* start DATA RECORDS *
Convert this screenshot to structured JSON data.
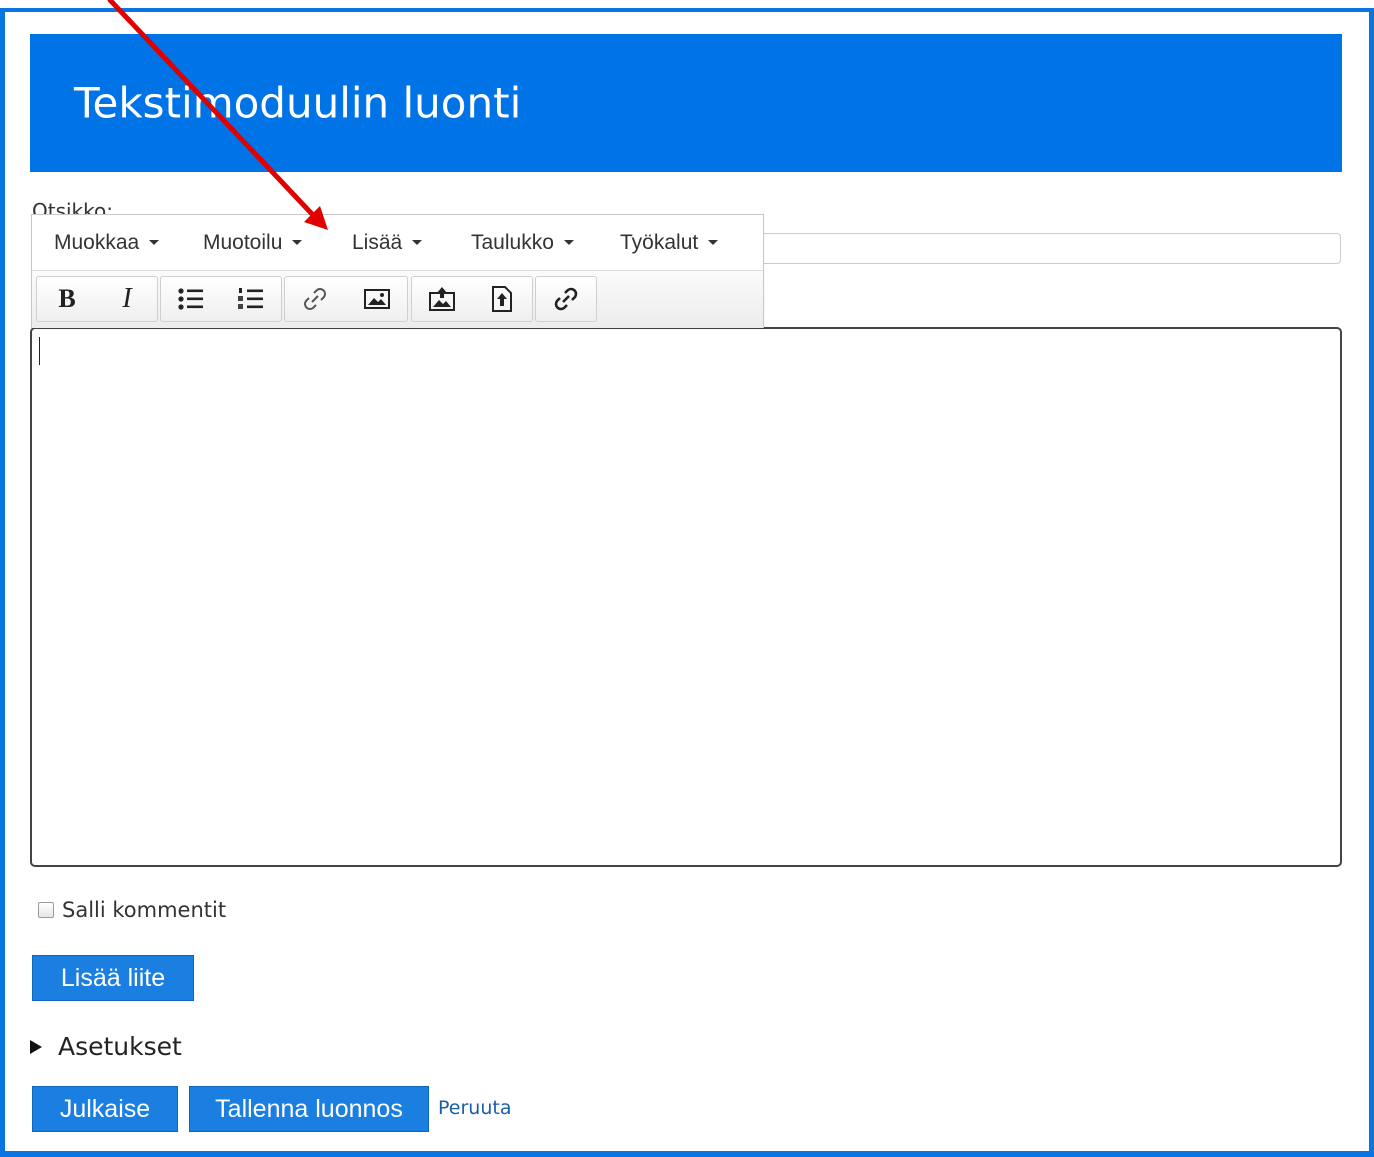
{
  "page": {
    "title": "Tekstimoduulin luonti"
  },
  "form": {
    "title_label": "Otsikko:",
    "title_value": "",
    "body_value": "",
    "allow_comments_label": "Salli kommentit",
    "allow_comments_checked": false,
    "add_attachment_label": "Lisää liite",
    "settings_label": "Asetukset",
    "publish_label": "Julkaise",
    "save_draft_label": "Tallenna luonnos",
    "cancel_label": "Peruuta"
  },
  "editor": {
    "menus": [
      {
        "label": "Muokkaa"
      },
      {
        "label": "Muotoilu"
      },
      {
        "label": "Lisää"
      },
      {
        "label": "Taulukko"
      },
      {
        "label": "Työkalut"
      }
    ],
    "buttons": [
      {
        "icon": "bold-icon"
      },
      {
        "icon": "italic-icon"
      },
      {
        "icon": "bullet-list-icon"
      },
      {
        "icon": "numbered-list-icon"
      },
      {
        "icon": "link-icon"
      },
      {
        "icon": "image-icon"
      },
      {
        "icon": "upload-image-icon"
      },
      {
        "icon": "upload-file-icon"
      },
      {
        "icon": "insert-link-icon"
      }
    ]
  },
  "colors": {
    "header_bg": "#0073e6",
    "button_bg": "#1a7fe0",
    "annotation_arrow": "#e00000"
  }
}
* end DATA RECORDS *
• **DIRECTIVE**: Quote everything in the listing above exactly; pictures are the only thing to omit.

• **FINISHED TASK**:
Convert this screenshot to structured JSON data.
{
  "page": {
    "title": "Tekstimoduulin luonti"
  },
  "form": {
    "title_label": "Otsikko:",
    "title_value": "",
    "body_value": "",
    "allow_comments_label": "Salli kommentit",
    "allow_comments_checked": false,
    "add_attachment_label": "Lisää liite",
    "settings_label": "Asetukset",
    "publish_label": "Julkaise",
    "save_draft_label": "Tallenna luonnos",
    "cancel_label": "Peruuta"
  },
  "editor": {
    "menus": [
      {
        "label": "Muokkaa"
      },
      {
        "label": "Muotoilu"
      },
      {
        "label": "Lisää"
      },
      {
        "label": "Taulukko"
      },
      {
        "label": "Työkalut"
      }
    ],
    "buttons": [
      {
        "icon": "bold-icon"
      },
      {
        "icon": "italic-icon"
      },
      {
        "icon": "bullet-list-icon"
      },
      {
        "icon": "numbered-list-icon"
      },
      {
        "icon": "link-icon"
      },
      {
        "icon": "image-icon"
      },
      {
        "icon": "upload-image-icon"
      },
      {
        "icon": "upload-file-icon"
      },
      {
        "icon": "insert-link-icon"
      }
    ]
  },
  "colors": {
    "header_bg": "#0073e6",
    "button_bg": "#1a7fe0",
    "annotation_arrow": "#e00000"
  }
}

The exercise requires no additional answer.